---------- EXTRAIT DU DOCUMENT ----------

Quand on décide de perdre du poids, les glucides figurent souvent parmi les premiers nutriments que l’on réduit. L’idée qu’il faudrait éviter le riz, le pain et les nouilles pour maigrir est largement répandue. C’est en partie vrai, mais les glucides restent indispensables au bon fonctionnement de l’organisme. L’enjeu n’est donc pas de les bannir systématiquement, mais de choisir les bons glucides et d’en maîtriser les quantités.
◆ Les glucides, principale source d’énergie de l’organisme
Les glucides apportent l’énergie nécessaire à l’activité physique et jouent un rôle important dans le maintien des fonctions cérébrales et du système immunitaire. En cas de carence trop marquée, la fatigue s’installe plus facilement, la concentration peut diminuer et l’humeur se dégrader.
Il est donc recommandé que les glucides couvrent environ 55 à 65 % de l’apport énergétique total quotidien. Les céréales, mais aussi les pommes de terre, les patates douces, les fruits et les légumes, font partie des sources de glucides. En revanche, dans le cadre d’un régime, il vaut mieux limiter le pain blanc, le riz blanc et les nouilles à base de farine de blé, composés de glucides raffinés.

◆ Se limiter aux glucides montre vite ses limites pour la gestion du poids
Lorsqu’on vise une perte de poids à court terme, réduire l’apport en glucides peut produire un effet rapide. Mais ce résultat tient non seulement à la diminution de la masse grasse, mais aussi aux variations de l’eau corporelle. Pour gérer son poids sainement sur le long terme, il est important de réguler l’apport calorique global plutôt que de supprimer un nutriment spécifique.

---------- DONNÉES ----------

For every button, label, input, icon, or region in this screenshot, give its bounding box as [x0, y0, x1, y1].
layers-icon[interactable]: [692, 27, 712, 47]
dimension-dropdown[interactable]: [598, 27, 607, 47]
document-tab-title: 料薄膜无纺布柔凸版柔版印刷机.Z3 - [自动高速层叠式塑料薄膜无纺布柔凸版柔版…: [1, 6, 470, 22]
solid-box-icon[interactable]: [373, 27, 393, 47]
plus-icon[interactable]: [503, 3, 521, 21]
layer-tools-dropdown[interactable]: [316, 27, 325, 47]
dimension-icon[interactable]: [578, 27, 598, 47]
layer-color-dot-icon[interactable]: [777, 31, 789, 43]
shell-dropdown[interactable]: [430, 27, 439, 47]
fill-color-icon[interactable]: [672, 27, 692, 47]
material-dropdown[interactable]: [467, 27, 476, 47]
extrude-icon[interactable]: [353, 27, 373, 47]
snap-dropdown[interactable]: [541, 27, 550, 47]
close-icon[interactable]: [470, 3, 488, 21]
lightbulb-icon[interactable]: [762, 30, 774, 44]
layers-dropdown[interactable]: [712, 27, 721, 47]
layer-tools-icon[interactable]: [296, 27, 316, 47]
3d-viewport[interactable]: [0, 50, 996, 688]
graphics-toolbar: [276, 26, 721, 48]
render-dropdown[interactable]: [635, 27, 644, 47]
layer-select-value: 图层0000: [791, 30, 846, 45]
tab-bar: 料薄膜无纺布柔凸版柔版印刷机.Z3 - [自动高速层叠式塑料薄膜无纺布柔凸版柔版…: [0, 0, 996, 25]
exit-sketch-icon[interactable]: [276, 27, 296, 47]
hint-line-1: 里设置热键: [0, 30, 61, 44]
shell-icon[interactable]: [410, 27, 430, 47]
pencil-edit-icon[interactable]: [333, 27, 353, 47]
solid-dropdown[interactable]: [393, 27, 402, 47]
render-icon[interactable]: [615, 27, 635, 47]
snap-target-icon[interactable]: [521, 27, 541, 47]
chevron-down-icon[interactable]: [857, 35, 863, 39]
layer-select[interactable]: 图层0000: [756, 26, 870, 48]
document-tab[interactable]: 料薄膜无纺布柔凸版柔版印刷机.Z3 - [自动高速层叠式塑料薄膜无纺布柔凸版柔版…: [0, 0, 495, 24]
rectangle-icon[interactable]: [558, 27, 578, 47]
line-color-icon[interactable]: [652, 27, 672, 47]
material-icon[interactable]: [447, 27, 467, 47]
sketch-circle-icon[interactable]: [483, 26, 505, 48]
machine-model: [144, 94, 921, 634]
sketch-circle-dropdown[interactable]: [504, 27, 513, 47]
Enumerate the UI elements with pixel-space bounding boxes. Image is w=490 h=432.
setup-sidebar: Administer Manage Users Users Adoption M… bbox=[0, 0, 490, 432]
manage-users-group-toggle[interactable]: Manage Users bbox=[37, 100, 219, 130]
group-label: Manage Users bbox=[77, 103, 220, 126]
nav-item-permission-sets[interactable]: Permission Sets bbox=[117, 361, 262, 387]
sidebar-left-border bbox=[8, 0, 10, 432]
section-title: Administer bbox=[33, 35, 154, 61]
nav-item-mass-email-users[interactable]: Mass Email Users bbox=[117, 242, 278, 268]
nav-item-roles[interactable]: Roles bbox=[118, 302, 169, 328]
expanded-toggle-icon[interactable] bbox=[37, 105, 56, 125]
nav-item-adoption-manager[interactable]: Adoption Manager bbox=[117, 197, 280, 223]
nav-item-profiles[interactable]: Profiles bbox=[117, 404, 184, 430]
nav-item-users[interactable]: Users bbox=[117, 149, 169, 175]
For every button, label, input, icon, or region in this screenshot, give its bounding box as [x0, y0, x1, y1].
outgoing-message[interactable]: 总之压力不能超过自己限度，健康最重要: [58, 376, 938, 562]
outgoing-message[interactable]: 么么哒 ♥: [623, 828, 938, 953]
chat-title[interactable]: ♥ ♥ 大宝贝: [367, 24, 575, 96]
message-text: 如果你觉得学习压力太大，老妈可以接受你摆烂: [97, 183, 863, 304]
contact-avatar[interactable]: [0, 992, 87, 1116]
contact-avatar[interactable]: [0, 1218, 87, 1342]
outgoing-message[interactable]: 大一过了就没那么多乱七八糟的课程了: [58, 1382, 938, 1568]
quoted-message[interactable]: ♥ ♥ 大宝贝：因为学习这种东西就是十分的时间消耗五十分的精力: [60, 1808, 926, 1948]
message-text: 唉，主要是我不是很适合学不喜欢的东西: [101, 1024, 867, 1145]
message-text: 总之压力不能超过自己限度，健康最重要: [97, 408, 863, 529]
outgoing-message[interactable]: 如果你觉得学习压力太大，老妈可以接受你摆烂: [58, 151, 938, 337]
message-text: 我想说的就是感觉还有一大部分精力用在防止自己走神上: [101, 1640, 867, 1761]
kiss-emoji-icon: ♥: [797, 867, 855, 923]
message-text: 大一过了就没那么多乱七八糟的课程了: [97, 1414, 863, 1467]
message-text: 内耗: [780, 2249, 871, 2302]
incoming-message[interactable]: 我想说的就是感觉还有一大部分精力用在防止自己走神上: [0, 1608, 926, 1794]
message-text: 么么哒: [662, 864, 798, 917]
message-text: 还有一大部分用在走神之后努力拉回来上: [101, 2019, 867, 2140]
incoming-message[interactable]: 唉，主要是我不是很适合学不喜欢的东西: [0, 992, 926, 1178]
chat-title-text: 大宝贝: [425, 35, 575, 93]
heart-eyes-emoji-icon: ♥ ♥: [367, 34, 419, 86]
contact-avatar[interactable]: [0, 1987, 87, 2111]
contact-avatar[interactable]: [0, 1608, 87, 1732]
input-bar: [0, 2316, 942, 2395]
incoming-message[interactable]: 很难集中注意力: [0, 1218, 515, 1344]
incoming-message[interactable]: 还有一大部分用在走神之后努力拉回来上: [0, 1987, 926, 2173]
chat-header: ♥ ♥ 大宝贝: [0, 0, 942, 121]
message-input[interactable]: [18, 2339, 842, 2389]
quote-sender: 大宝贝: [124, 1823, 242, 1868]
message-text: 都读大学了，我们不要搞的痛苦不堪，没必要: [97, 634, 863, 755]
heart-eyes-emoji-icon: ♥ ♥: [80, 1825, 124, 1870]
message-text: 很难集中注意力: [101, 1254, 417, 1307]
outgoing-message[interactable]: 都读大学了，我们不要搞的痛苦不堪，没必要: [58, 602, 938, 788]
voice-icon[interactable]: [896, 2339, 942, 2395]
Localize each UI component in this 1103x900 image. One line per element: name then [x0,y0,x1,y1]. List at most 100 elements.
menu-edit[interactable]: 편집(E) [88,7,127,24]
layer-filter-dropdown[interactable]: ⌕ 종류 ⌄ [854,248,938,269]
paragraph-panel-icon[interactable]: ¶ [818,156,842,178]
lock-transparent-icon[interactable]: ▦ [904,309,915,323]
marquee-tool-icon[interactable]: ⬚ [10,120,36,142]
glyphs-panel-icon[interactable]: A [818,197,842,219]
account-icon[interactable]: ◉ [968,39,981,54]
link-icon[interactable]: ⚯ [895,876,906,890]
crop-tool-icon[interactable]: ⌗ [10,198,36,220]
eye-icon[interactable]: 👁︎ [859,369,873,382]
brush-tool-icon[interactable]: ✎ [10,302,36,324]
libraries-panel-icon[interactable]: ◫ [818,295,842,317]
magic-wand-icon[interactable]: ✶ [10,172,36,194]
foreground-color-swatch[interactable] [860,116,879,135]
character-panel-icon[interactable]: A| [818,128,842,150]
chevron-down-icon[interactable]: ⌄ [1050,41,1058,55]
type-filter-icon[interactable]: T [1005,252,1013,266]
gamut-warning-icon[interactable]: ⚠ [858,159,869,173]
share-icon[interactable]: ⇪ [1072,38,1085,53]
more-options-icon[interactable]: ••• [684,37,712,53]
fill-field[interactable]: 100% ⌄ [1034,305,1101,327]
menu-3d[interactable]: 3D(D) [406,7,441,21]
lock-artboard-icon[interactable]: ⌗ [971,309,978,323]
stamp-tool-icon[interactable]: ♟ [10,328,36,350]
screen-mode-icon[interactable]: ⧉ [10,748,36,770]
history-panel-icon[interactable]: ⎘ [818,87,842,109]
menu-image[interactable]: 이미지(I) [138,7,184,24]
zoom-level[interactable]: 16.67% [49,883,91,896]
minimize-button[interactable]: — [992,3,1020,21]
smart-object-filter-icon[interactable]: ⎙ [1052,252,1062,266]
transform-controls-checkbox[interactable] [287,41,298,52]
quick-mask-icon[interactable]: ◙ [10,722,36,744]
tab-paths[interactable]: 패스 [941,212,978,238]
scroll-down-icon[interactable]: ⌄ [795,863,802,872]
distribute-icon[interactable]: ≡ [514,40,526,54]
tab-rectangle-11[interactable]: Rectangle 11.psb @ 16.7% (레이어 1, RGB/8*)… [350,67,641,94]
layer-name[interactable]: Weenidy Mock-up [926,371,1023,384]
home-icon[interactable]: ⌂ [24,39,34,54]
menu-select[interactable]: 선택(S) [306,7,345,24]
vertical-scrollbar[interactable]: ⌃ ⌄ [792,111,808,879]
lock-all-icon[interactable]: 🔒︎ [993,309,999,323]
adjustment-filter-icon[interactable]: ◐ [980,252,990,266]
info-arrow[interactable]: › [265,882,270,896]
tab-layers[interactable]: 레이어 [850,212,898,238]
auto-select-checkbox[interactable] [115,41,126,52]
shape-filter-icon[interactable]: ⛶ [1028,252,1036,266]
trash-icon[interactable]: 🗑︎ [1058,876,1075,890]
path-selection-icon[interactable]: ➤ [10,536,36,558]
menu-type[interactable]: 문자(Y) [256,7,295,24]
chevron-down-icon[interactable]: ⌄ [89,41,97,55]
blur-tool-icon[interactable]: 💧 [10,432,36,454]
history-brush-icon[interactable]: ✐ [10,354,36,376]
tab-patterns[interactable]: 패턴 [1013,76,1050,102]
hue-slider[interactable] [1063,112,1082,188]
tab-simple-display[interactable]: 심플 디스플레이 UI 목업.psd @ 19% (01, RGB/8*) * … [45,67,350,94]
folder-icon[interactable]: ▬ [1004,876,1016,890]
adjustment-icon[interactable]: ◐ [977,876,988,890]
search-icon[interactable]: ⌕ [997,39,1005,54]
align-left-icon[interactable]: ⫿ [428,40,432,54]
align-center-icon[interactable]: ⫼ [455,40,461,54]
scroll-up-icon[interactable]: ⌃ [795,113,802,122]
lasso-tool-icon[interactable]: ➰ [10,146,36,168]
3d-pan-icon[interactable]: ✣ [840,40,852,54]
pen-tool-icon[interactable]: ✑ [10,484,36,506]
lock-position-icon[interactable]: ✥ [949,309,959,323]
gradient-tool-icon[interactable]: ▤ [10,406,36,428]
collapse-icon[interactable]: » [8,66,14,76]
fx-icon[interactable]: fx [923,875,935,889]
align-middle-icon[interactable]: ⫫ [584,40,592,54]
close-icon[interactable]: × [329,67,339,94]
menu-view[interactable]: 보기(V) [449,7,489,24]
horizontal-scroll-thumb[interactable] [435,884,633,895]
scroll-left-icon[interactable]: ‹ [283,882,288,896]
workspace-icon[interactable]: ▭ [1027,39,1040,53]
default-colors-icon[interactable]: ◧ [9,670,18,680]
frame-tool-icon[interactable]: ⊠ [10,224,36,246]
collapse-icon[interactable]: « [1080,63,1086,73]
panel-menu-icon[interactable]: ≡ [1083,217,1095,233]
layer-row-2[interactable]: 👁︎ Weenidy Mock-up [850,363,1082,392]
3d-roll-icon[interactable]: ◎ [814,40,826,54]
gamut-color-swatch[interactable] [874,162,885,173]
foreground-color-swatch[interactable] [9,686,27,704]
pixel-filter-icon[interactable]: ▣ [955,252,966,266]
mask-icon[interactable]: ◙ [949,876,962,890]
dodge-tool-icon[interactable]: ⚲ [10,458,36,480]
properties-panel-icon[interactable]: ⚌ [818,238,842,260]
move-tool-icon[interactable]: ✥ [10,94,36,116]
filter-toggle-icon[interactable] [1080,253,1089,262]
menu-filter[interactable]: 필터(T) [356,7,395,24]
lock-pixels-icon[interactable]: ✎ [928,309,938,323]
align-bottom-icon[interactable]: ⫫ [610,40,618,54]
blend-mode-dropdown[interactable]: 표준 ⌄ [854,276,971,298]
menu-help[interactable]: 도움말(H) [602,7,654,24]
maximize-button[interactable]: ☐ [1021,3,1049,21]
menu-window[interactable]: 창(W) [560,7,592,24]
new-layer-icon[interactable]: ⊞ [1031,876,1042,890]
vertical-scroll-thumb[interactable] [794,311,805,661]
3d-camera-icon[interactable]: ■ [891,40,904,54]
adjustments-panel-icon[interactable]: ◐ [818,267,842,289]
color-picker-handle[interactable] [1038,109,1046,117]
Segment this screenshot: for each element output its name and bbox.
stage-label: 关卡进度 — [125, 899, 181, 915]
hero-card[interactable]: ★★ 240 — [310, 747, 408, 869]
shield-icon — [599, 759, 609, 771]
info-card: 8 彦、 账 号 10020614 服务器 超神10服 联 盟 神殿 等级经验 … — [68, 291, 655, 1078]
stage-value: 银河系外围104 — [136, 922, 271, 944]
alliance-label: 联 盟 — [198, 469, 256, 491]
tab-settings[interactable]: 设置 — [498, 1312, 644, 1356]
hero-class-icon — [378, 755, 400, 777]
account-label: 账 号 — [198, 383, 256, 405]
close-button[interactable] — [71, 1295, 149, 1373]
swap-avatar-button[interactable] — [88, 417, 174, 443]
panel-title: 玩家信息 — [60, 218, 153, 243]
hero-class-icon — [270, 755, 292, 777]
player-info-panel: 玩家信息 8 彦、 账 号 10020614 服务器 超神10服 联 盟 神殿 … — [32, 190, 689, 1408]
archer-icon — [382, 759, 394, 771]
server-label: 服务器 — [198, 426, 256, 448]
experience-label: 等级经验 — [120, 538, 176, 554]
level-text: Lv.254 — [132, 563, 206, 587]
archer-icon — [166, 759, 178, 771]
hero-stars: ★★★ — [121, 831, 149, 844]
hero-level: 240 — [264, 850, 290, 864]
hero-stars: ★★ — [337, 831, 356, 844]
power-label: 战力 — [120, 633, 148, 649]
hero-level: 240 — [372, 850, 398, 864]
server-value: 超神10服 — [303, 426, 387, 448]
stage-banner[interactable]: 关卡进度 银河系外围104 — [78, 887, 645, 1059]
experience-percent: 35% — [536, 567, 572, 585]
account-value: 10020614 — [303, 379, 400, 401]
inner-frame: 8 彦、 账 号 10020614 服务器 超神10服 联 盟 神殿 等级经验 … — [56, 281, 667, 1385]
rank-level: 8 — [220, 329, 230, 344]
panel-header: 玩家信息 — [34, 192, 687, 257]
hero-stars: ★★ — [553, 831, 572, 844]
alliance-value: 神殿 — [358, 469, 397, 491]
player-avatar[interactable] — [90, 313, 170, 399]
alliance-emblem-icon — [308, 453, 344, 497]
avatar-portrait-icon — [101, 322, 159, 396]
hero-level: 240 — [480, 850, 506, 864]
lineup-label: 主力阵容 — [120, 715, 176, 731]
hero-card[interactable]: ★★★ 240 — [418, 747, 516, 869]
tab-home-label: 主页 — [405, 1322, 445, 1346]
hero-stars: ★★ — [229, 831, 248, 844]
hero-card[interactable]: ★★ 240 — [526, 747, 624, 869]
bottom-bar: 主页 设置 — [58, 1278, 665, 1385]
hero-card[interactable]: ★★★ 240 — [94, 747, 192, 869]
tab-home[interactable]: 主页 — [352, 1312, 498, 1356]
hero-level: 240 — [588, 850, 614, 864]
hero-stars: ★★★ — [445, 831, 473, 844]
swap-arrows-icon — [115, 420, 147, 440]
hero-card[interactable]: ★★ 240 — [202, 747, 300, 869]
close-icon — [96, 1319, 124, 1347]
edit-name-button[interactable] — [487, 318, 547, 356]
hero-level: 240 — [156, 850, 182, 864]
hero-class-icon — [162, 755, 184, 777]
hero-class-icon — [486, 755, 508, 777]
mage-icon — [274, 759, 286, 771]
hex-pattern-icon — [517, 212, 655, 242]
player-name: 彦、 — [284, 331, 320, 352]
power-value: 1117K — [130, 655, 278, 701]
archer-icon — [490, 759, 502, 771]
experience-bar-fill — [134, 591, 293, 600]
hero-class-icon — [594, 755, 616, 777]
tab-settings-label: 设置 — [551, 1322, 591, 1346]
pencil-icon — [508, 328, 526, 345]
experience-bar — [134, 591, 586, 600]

----------

## SÉRIE D'EXERCICES
a) D'après le texte sur les glucides, pourquoi la perte de poids rapide obtenue en réduisant les glucides ne vient-elle pas seulement de la graisse perdue ?
b) Traduisez en anglais cette phrase du texte sur les glucides : « Les glucides apportent l’énergie nécessaire à l’activité physique et jouent un rôle important dans le maintien des fonctions cérébrales et du système immunitaire. »
c) Recopiez le passage du texte sur les glucides compris entre « Il est donc » et « de glucides raffinés. », inclus.
Vous n'avez pas besoin des données pour faire ce travail.

## CORRIGÉ
a) Parce que ce résultat tient aussi aux variations de l'eau corporelle, et pas seulement à la diminution de la masse grasse.

b) Carbohydrates provide the energy needed for physical activity and play an important role in maintaining brain function and the immune system.

c)
Il est donc recommandé que les glucides couvrent environ 55 à 65 % de l’apport énergétique total quotidien. Les céréales, mais aussi les pommes de terre, les patates douces, les fruits et les légumes, font partie des sources de glucides. En revanche, dans le cadre d’un régime, il vaut mieux limiter le pain blanc, le riz blanc et les nouilles à base de farine de blé, composés de glucides raffinés.